-- Begin Exercise inputs --
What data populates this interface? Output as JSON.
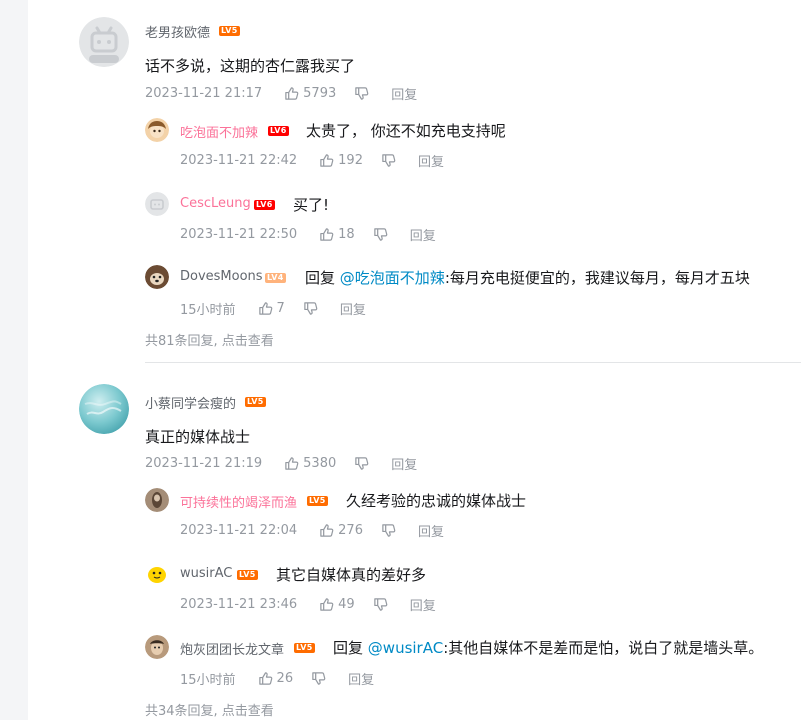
{
  "threads": [
    {
      "user": "老男孩欧德",
      "level": "LV5",
      "content": "话不多说，这期的杏仁露我买了",
      "time": "2023-11-21 21:17",
      "likes": "5793",
      "reply_label": "回复",
      "replies": [
        {
          "user": "吃泡面不加辣",
          "level": "LV6",
          "content": "太贵了， 你还不如充电支持呢",
          "time": "2023-11-21 22:42",
          "likes": "192",
          "reply_label": "回复"
        },
        {
          "user": "CescLeung",
          "level": "LV6",
          "content": "买了!",
          "time": "2023-11-21 22:50",
          "likes": "18",
          "reply_label": "回复"
        },
        {
          "user": "DovesMoons",
          "level": "LV4",
          "prefix": "回复",
          "mention": "@吃泡面不加辣",
          "content": ":每月充电挺便宜的，我建议每月，每月才五块",
          "time": "15小时前",
          "likes": "7",
          "reply_label": "回复"
        }
      ],
      "more_text": "共81条回复, 点击查看"
    },
    {
      "user": "小蔡同学会瘦的",
      "level": "LV5",
      "content": "真正的媒体战士",
      "time": "2023-11-21 21:19",
      "likes": "5380",
      "reply_label": "回复",
      "replies": [
        {
          "user": "可持续性的竭泽而渔",
          "level": "LV5",
          "content": "久经考验的忠诚的媒体战士",
          "time": "2023-11-21 22:04",
          "likes": "276",
          "reply_label": "回复"
        },
        {
          "user": "wusirAC",
          "level": "LV5",
          "content": "其它自媒体真的差好多",
          "time": "2023-11-21 23:46",
          "likes": "49",
          "reply_label": "回复"
        },
        {
          "user": "炮灰团团长龙文章",
          "level": "LV5",
          "prefix": "回复",
          "mention": "@wusirAC",
          "content": ":其他自媒体不是差而是怕，说白了就是墙头草。",
          "time": "15小时前",
          "likes": "26",
          "reply_label": "回复"
        }
      ],
      "more_text": "共34条回复, 点击查看"
    }
  ]
}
-- End Exercise inputs --
◆ **Do this**:
Repeat the records above exactly, leaving out the pictures.

◆ **Expected output**:
What data populates this interface? Output as JSON.
{
  "threads": [
    {
      "user": "老男孩欧德",
      "level": "LV5",
      "content": "话不多说，这期的杏仁露我买了",
      "time": "2023-11-21 21:17",
      "likes": "5793",
      "reply_label": "回复",
      "replies": [
        {
          "user": "吃泡面不加辣",
          "level": "LV6",
          "content": "太贵了， 你还不如充电支持呢",
          "time": "2023-11-21 22:42",
          "likes": "192",
          "reply_label": "回复"
        },
        {
          "user": "CescLeung",
          "level": "LV6",
          "content": "买了!",
          "time": "2023-11-21 22:50",
          "likes": "18",
          "reply_label": "回复"
        },
        {
          "user": "DovesMoons",
          "level": "LV4",
          "prefix": "回复",
          "mention": "@吃泡面不加辣",
          "content": ":每月充电挺便宜的，我建议每月，每月才五块",
          "time": "15小时前",
          "likes": "7",
          "reply_label": "回复"
        }
      ],
      "more_text": "共81条回复, 点击查看"
    },
    {
      "user": "小蔡同学会瘦的",
      "level": "LV5",
      "content": "真正的媒体战士",
      "time": "2023-11-21 21:19",
      "likes": "5380",
      "reply_label": "回复",
      "replies": [
        {
          "user": "可持续性的竭泽而渔",
          "level": "LV5",
          "content": "久经考验的忠诚的媒体战士",
          "time": "2023-11-21 22:04",
          "likes": "276",
          "reply_label": "回复"
        },
        {
          "user": "wusirAC",
          "level": "LV5",
          "content": "其它自媒体真的差好多",
          "time": "2023-11-21 23:46",
          "likes": "49",
          "reply_label": "回复"
        },
        {
          "user": "炮灰团团长龙文章",
          "level": "LV5",
          "prefix": "回复",
          "mention": "@wusirAC",
          "content": ":其他自媒体不是差而是怕，说白了就是墙头草。",
          "time": "15小时前",
          "likes": "26",
          "reply_label": "回复"
        }
      ],
      "more_text": "共34条回复, 点击查看"
    }
  ]
}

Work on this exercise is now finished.